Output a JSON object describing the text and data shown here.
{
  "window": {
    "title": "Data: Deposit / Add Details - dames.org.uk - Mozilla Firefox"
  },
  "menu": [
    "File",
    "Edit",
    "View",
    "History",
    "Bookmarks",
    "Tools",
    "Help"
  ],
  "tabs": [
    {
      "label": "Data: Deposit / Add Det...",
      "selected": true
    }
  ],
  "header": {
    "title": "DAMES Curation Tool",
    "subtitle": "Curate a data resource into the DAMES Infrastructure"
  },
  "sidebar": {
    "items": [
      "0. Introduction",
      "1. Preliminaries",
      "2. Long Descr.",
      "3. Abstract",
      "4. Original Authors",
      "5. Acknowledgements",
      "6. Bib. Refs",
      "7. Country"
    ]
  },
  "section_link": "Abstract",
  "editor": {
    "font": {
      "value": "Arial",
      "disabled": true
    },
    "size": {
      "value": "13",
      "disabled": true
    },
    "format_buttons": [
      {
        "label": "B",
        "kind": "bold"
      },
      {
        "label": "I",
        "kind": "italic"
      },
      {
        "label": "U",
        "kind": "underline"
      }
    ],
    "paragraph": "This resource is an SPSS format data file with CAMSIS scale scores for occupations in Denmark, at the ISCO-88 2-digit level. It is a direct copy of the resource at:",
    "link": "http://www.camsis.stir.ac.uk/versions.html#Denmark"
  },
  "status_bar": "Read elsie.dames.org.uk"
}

---+---

Your task is to collect every line above that contains the word "resource".

ANSWER TO THE TASK:
    "subtitle": "Curate a data resource into the DAMES Infrastructure"
    "paragraph": "This resource is an SPSS format data file with CAMSIS scale scores for occupations in Denmark, at the ISCO-88 2-digit level. It is a direct copy of the resource at:",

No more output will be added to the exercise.